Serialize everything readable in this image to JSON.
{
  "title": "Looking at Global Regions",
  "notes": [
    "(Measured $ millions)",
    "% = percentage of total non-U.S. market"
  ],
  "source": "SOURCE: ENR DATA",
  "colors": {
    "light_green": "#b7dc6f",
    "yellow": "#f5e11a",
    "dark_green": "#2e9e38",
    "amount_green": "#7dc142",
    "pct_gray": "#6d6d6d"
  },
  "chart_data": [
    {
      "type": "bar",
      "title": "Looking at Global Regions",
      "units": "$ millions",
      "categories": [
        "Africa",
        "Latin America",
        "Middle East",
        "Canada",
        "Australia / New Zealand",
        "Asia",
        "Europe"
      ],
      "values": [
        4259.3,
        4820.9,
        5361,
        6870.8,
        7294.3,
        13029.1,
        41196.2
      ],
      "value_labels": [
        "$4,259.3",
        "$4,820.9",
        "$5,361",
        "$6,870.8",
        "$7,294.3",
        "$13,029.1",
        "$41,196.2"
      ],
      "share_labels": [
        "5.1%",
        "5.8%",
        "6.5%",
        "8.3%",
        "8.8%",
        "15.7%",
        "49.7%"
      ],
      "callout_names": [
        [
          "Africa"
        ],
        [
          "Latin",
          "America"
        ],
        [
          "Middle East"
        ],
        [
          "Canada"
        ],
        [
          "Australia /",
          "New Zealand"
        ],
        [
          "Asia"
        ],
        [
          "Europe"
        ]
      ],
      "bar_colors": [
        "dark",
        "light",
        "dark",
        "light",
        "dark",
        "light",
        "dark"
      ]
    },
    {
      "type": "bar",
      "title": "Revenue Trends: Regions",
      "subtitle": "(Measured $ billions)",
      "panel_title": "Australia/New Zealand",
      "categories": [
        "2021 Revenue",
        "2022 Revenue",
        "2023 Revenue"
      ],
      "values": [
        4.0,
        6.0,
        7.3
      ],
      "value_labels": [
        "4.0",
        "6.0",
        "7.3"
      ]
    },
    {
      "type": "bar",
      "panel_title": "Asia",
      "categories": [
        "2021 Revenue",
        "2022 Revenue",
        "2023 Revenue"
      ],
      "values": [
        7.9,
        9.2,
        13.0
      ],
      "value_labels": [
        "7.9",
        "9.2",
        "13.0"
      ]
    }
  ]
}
+++
What is needed ▸ Work out how many lines in the records above contain the word "Measured", and give only that number.

Written answer ▸ 2